AIM OF THE EXERCISE – Every line of the material is to be repeated exactly as it stands.

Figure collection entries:
-=-=-=-=-
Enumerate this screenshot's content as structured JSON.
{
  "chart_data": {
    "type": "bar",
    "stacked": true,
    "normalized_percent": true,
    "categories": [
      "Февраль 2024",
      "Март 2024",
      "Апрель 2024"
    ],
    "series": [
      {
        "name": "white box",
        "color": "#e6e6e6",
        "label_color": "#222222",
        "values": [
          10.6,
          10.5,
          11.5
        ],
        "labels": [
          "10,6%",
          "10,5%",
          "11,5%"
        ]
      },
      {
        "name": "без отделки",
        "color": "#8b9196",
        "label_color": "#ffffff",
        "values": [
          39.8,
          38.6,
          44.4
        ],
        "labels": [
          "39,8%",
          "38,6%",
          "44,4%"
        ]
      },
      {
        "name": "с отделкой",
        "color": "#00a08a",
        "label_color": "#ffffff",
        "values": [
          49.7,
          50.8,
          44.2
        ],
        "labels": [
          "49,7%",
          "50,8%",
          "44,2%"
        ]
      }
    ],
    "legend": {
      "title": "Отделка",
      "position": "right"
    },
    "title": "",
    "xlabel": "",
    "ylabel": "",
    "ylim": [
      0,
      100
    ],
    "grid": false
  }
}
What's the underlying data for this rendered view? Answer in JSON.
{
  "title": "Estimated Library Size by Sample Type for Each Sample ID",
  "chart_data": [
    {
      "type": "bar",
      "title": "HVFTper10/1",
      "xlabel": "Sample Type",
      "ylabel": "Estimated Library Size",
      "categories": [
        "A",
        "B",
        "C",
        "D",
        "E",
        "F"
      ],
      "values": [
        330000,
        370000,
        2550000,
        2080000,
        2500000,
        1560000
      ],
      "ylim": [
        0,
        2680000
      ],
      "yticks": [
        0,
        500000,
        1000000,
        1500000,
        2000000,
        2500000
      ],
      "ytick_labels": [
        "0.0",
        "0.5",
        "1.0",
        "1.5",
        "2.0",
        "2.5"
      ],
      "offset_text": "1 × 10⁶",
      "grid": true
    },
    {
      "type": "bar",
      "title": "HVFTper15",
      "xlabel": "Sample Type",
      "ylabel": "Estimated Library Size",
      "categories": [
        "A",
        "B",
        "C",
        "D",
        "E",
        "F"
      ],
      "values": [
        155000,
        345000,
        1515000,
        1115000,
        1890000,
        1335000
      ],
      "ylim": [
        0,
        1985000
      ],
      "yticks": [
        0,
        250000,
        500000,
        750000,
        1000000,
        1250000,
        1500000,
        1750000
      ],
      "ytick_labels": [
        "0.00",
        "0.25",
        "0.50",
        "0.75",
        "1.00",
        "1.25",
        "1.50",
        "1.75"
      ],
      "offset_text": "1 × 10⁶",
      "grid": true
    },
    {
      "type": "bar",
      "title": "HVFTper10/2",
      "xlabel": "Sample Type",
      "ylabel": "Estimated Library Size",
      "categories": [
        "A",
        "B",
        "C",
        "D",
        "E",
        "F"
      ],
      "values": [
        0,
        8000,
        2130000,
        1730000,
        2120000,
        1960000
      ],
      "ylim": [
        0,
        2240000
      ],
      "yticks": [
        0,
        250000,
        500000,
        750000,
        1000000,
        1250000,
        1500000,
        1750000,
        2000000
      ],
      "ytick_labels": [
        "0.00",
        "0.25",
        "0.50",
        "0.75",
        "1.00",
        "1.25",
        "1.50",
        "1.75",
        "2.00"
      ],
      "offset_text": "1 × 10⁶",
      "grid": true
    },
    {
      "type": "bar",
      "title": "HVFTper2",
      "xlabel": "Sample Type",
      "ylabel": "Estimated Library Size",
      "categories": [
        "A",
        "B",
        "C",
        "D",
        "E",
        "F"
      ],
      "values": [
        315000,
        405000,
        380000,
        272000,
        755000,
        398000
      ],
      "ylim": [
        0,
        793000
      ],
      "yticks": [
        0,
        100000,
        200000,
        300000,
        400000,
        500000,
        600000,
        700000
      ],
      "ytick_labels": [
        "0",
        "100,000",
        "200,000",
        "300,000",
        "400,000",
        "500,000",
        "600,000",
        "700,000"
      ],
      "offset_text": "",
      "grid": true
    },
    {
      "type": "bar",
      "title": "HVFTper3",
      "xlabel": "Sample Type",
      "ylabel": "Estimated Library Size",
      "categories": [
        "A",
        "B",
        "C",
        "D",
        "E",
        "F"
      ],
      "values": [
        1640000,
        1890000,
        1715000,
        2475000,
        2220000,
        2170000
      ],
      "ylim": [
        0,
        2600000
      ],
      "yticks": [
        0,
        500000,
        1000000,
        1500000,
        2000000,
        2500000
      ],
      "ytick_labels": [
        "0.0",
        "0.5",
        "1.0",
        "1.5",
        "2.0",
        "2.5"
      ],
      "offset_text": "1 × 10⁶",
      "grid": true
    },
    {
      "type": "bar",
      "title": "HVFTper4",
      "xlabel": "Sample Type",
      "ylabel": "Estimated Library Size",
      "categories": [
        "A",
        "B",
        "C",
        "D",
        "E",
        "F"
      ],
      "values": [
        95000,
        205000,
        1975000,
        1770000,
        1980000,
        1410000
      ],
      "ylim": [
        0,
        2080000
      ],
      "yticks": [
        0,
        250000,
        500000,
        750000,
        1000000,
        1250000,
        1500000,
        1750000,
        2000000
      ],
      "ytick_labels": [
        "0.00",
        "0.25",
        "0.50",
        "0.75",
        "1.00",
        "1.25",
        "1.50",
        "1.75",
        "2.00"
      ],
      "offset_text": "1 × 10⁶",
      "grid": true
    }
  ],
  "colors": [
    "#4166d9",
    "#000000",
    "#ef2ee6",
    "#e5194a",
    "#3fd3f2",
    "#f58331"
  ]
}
-=-=-=-=-
RESULT OF THIS EXERCISE –
Enumerate this screenshot's content as structured JSON.
{
  "chart_data": {
    "type": "bar",
    "stacked": true,
    "normalized_percent": true,
    "categories": [
      "Февраль 2024",
      "Март 2024",
      "Апрель 2024"
    ],
    "series": [
      {
        "name": "white box",
        "color": "#e6e6e6",
        "label_color": "#222222",
        "values": [
          10.6,
          10.5,
          11.5
        ],
        "labels": [
          "10,6%",
          "10,5%",
          "11,5%"
        ]
      },
      {
        "name": "без отделки",
        "color": "#8b9196",
        "label_color": "#ffffff",
        "values": [
          39.8,
          38.6,
          44.4
        ],
        "labels": [
          "39,8%",
          "38,6%",
          "44,4%"
        ]
      },
      {
        "name": "с отделкой",
        "color": "#00a08a",
        "label_color": "#ffffff",
        "values": [
          49.7,
          50.8,
          44.2
        ],
        "labels": [
          "49,7%",
          "50,8%",
          "44,2%"
        ]
      }
    ],
    "legend": {
      "title": "Отделка",
      "position": "right"
    },
    "title": "",
    "xlabel": "",
    "ylabel": "",
    "ylim": [
      0,
      100
    ],
    "grid": false
  }
}
What's the underlying data for this rendered view? Answer in JSON.
{
  "title": "Estimated Library Size by Sample Type for Each Sample ID",
  "chart_data": [
    {
      "type": "bar",
      "title": "HVFTper10/1",
      "xlabel": "Sample Type",
      "ylabel": "Estimated Library Size",
      "categories": [
        "A",
        "B",
        "C",
        "D",
        "E",
        "F"
      ],
      "values": [
        330000,
        370000,
        2550000,
        2080000,
        2500000,
        1560000
      ],
      "ylim": [
        0,
        2680000
      ],
      "yticks": [
        0,
        500000,
        1000000,
        1500000,
        2000000,
        2500000
      ],
      "ytick_labels": [
        "0.0",
        "0.5",
        "1.0",
        "1.5",
        "2.0",
        "2.5"
      ],
      "offset_text": "1 × 10⁶",
      "grid": true
    },
    {
      "type": "bar",
      "title": "HVFTper15",
      "xlabel": "Sample Type",
      "ylabel": "Estimated Library Size",
      "categories": [
        "A",
        "B",
        "C",
        "D",
        "E",
        "F"
      ],
      "values": [
        155000,
        345000,
        1515000,
        1115000,
        1890000,
        1335000
      ],
      "ylim": [
        0,
        1985000
      ],
      "yticks": [
        0,
        250000,
        500000,
        750000,
        1000000,
        1250000,
        1500000,
        1750000
      ],
      "ytick_labels": [
        "0.00",
        "0.25",
        "0.50",
        "0.75",
        "1.00",
        "1.25",
        "1.50",
        "1.75"
      ],
      "offset_text": "1 × 10⁶",
      "grid": true
    },
    {
      "type": "bar",
      "title": "HVFTper10/2",
      "xlabel": "Sample Type",
      "ylabel": "Estimated Library Size",
      "categories": [
        "A",
        "B",
        "C",
        "D",
        "E",
        "F"
      ],
      "values": [
        0,
        8000,
        2130000,
        1730000,
        2120000,
        1960000
      ],
      "ylim": [
        0,
        2240000
      ],
      "yticks": [
        0,
        250000,
        500000,
        750000,
        1000000,
        1250000,
        1500000,
        1750000,
        2000000
      ],
      "ytick_labels": [
        "0.00",
        "0.25",
        "0.50",
        "0.75",
        "1.00",
        "1.25",
        "1.50",
        "1.75",
        "2.00"
      ],
      "offset_text": "1 × 10⁶",
      "grid": true
    },
    {
      "type": "bar",
      "title": "HVFTper2",
      "xlabel": "Sample Type",
      "ylabel": "Estimated Library Size",
      "categories": [
        "A",
        "B",
        "C",
        "D",
        "E",
        "F"
      ],
      "values": [
        315000,
        405000,
        380000,
        272000,
        755000,
        398000
      ],
      "ylim": [
        0,
        793000
      ],
      "yticks": [
        0,
        100000,
        200000,
        300000,
        400000,
        500000,
        600000,
        700000
      ],
      "ytick_labels": [
        "0",
        "100,000",
        "200,000",
        "300,000",
        "400,000",
        "500,000",
        "600,000",
        "700,000"
      ],
      "offset_text": "",
      "grid": true
    },
    {
      "type": "bar",
      "title": "HVFTper3",
      "xlabel": "Sample Type",
      "ylabel": "Estimated Library Size",
      "categories": [
        "A",
        "B",
        "C",
        "D",
        "E",
        "F"
      ],
      "values": [
        1640000,
        1890000,
        1715000,
        2475000,
        2220000,
        2170000
      ],
      "ylim": [
        0,
        2600000
      ],
      "yticks": [
        0,
        500000,
        1000000,
        1500000,
        2000000,
        2500000
      ],
      "ytick_labels": [
        "0.0",
        "0.5",
        "1.0",
        "1.5",
        "2.0",
        "2.5"
      ],
      "offset_text": "1 × 10⁶",
      "grid": true
    },
    {
      "type": "bar",
      "title": "HVFTper4",
      "xlabel": "Sample Type",
      "ylabel": "Estimated Library Size",
      "categories": [
        "A",
        "B",
        "C",
        "D",
        "E",
        "F"
      ],
      "values": [
        95000,
        205000,
        1975000,
        1770000,
        1980000,
        1410000
      ],
      "ylim": [
        0,
        2080000
      ],
      "yticks": [
        0,
        250000,
        500000,
        750000,
        1000000,
        1250000,
        1500000,
        1750000,
        2000000
      ],
      "ytick_labels": [
        "0.00",
        "0.25",
        "0.50",
        "0.75",
        "1.00",
        "1.25",
        "1.50",
        "1.75",
        "2.00"
      ],
      "offset_text": "1 × 10⁶",
      "grid": true
    }
  ],
  "colors": [
    "#4166d9",
    "#000000",
    "#ef2ee6",
    "#e5194a",
    "#3fd3f2",
    "#f58331"
  ]
}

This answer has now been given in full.